Note how many lines include the word "their", and give that number by itself.
[start of Material for the task]
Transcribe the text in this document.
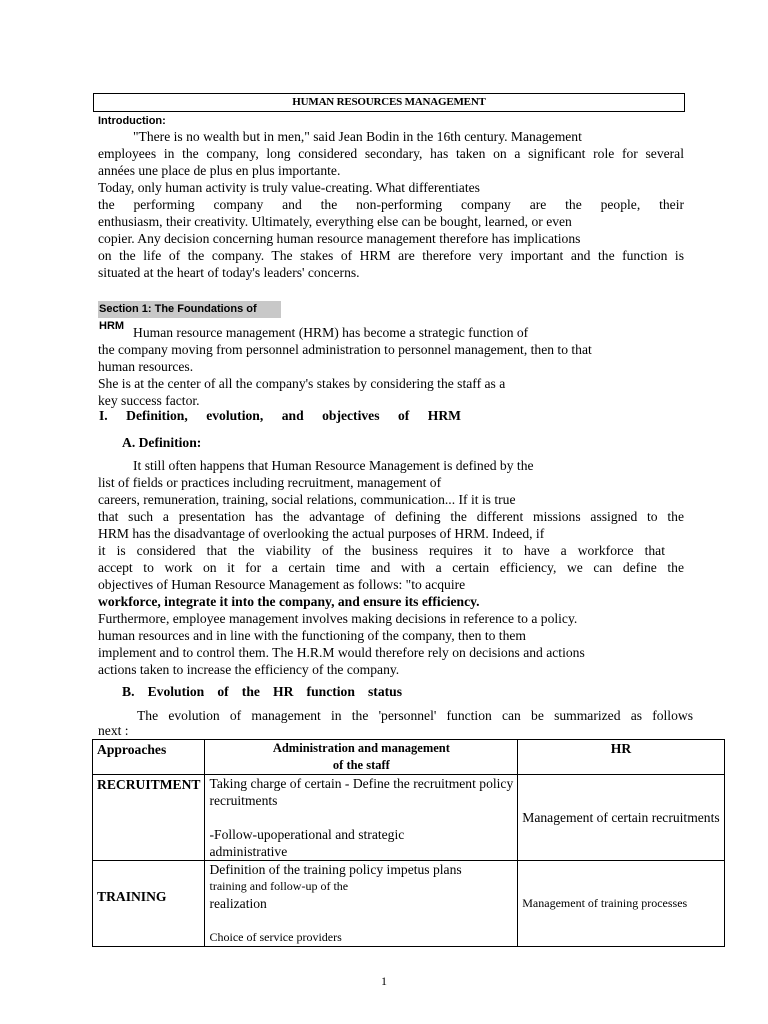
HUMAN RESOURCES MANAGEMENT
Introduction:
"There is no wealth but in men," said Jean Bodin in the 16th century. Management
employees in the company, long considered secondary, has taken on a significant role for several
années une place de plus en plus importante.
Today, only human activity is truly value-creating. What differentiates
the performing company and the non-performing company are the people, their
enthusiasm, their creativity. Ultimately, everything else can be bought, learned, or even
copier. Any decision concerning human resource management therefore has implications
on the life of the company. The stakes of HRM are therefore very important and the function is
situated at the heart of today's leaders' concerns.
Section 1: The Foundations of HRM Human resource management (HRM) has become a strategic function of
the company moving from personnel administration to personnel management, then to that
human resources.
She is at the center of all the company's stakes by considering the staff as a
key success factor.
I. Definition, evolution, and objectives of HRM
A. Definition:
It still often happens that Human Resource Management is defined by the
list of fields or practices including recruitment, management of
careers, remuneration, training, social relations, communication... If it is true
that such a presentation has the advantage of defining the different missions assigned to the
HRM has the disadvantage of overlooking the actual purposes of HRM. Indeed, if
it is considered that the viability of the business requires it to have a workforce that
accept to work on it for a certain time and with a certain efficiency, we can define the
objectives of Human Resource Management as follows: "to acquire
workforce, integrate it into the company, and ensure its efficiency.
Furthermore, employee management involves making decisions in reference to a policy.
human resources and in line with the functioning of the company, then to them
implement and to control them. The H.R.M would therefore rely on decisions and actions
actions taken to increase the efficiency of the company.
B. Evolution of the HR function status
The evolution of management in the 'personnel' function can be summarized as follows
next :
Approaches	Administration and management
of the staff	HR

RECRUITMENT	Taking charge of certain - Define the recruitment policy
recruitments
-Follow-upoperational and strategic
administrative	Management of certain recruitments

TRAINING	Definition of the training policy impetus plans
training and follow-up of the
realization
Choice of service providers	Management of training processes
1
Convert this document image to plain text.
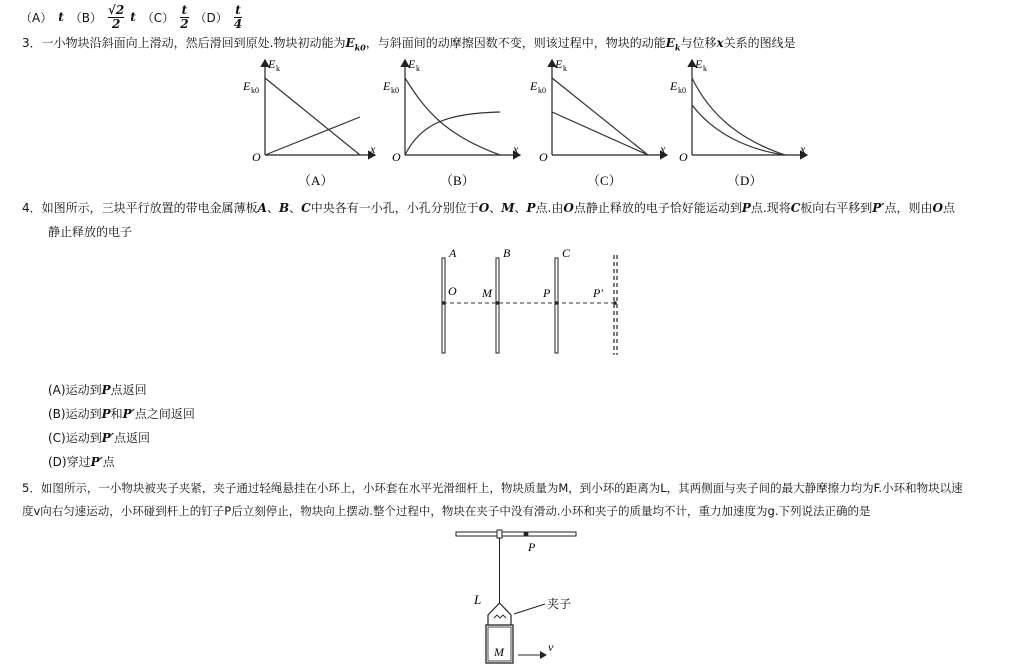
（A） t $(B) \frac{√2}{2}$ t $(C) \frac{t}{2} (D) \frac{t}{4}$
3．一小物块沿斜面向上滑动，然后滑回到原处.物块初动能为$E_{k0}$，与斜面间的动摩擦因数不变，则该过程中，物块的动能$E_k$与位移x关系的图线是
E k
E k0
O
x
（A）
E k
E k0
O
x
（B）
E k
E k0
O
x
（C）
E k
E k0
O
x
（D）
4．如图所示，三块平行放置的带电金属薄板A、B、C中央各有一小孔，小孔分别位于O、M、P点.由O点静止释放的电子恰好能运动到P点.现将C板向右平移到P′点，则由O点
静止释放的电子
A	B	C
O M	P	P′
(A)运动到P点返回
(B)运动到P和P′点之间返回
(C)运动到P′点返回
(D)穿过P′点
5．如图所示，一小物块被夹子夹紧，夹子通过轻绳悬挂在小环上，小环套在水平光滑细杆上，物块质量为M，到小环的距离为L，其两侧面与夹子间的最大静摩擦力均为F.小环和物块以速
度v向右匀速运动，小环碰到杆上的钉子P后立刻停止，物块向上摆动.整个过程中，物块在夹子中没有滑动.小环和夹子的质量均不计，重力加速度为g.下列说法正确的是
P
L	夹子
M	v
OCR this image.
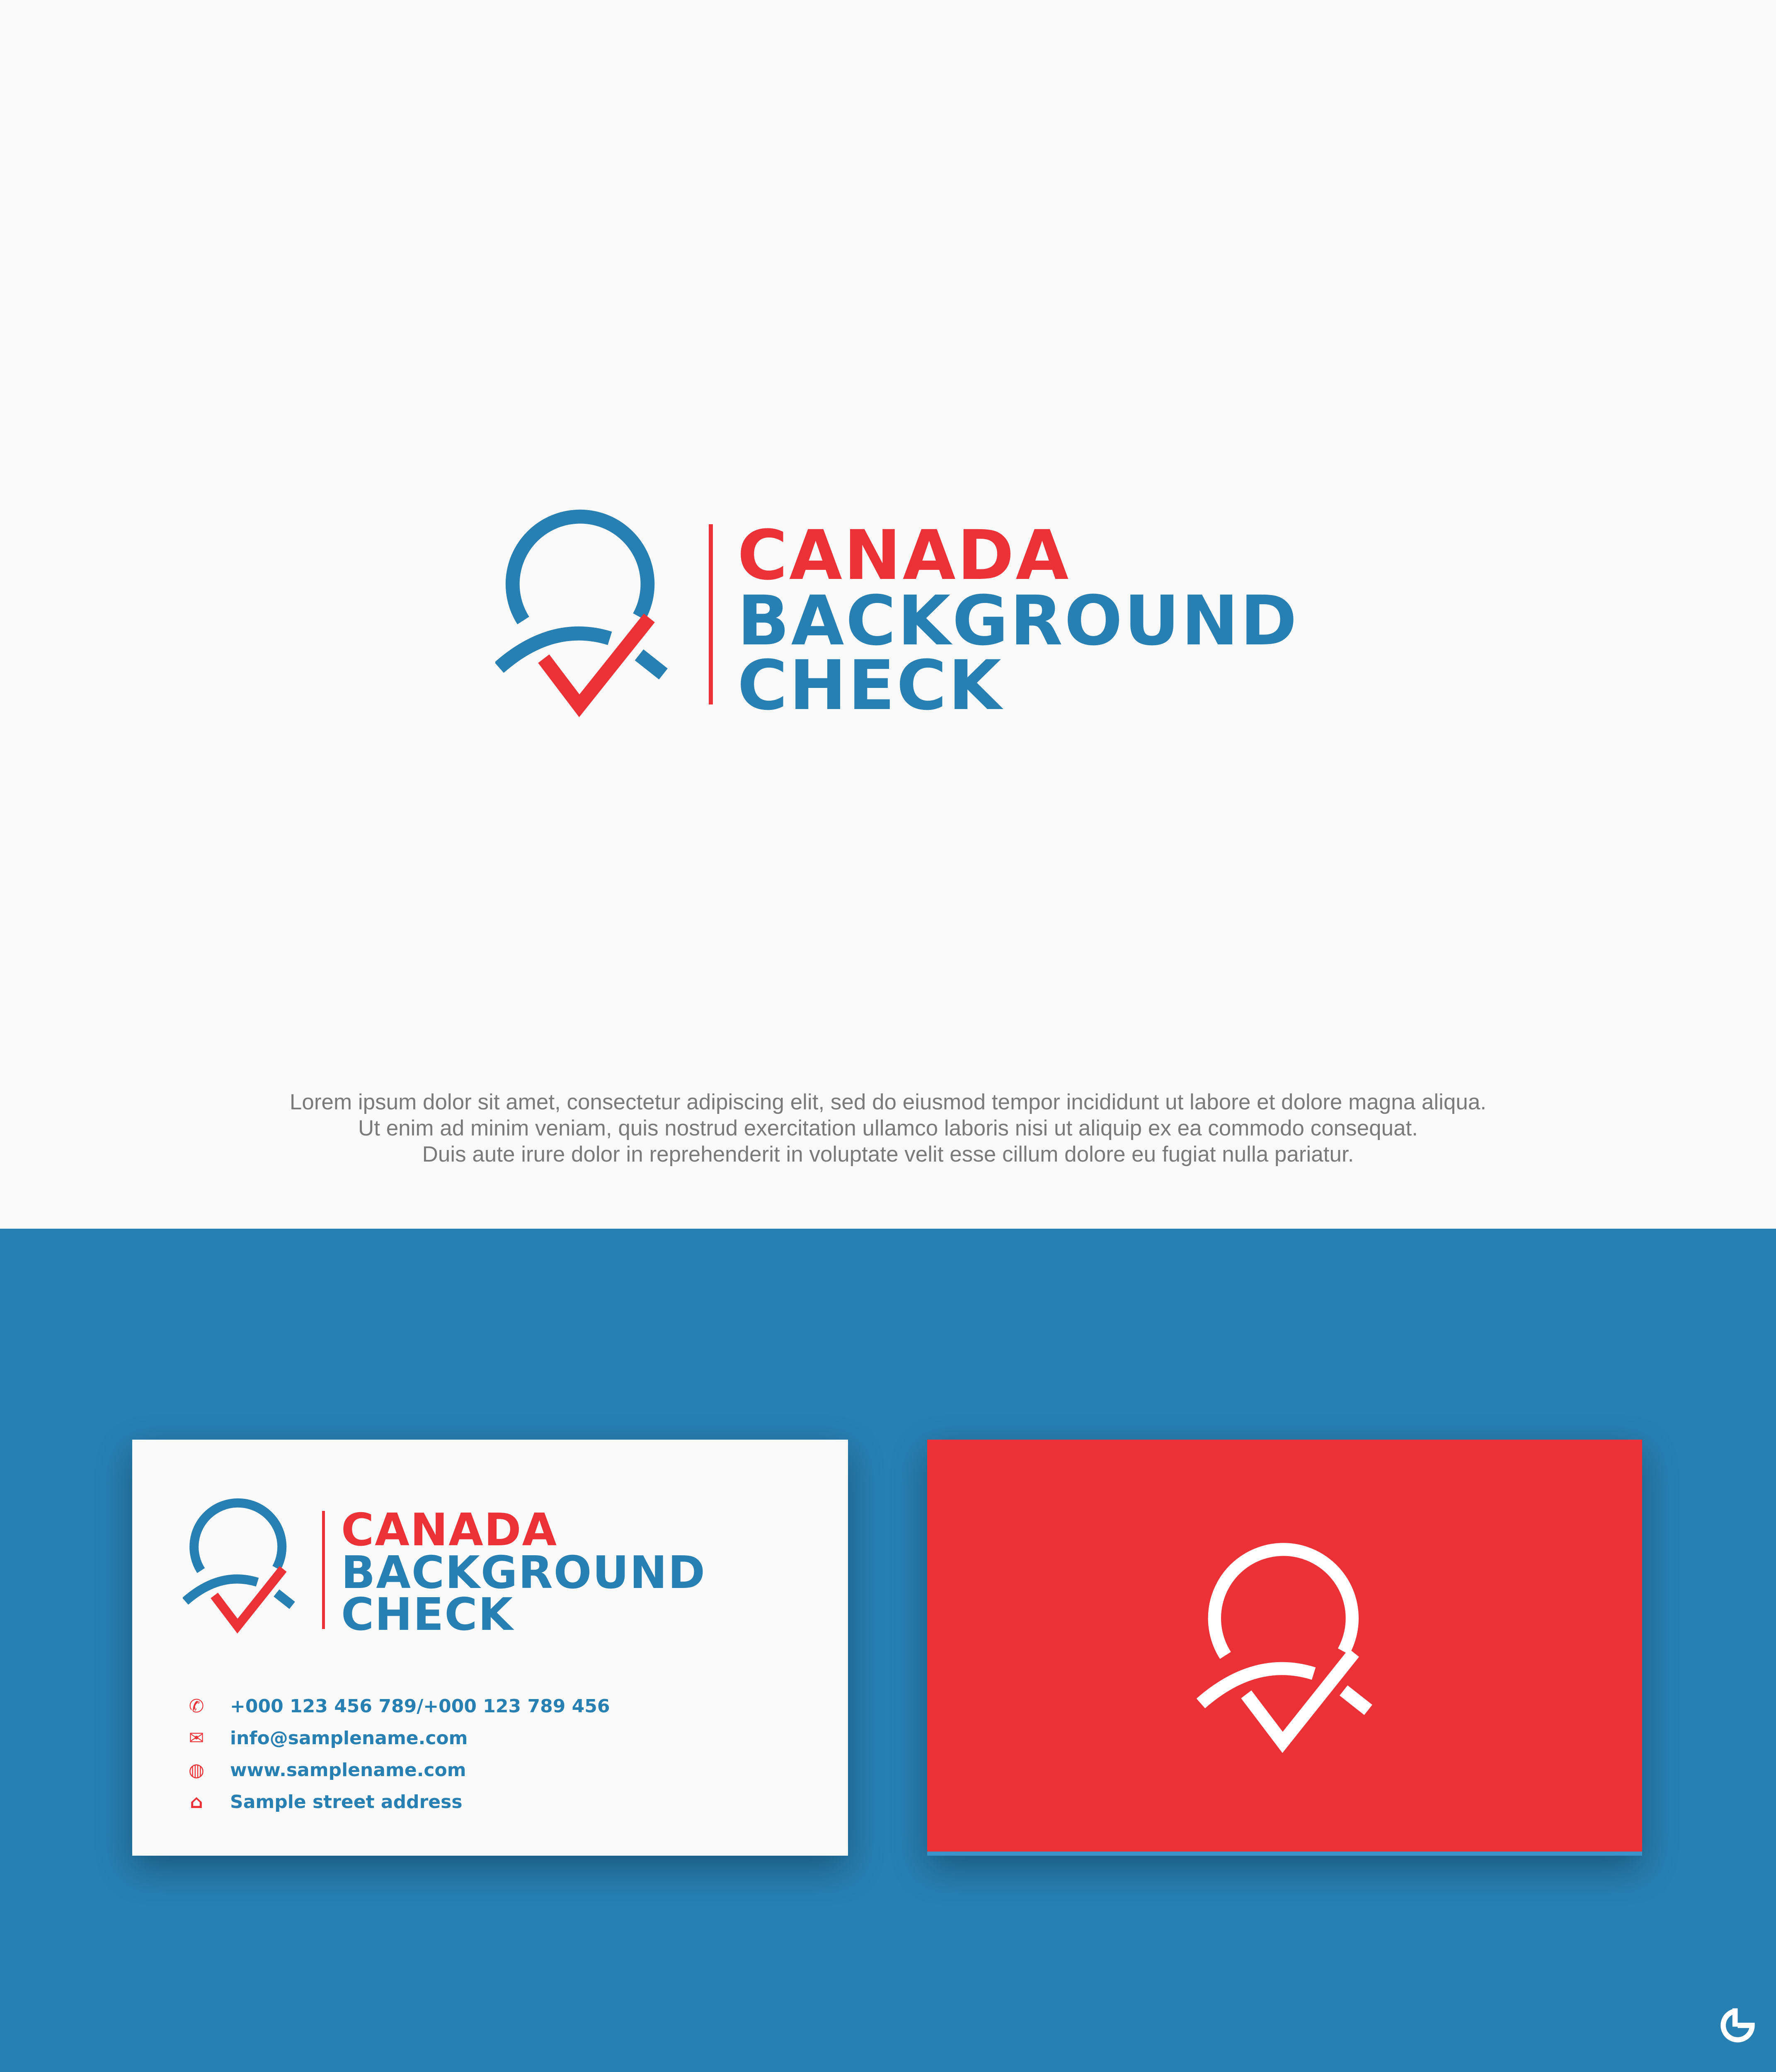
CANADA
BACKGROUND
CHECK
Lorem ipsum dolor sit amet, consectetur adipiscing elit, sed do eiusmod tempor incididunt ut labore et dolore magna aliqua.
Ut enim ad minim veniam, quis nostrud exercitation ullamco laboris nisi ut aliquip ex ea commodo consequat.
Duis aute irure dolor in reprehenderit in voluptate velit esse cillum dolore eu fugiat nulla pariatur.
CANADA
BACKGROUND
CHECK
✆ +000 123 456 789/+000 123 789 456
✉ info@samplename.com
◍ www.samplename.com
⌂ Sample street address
[end of Material for the task]
• Full output: 2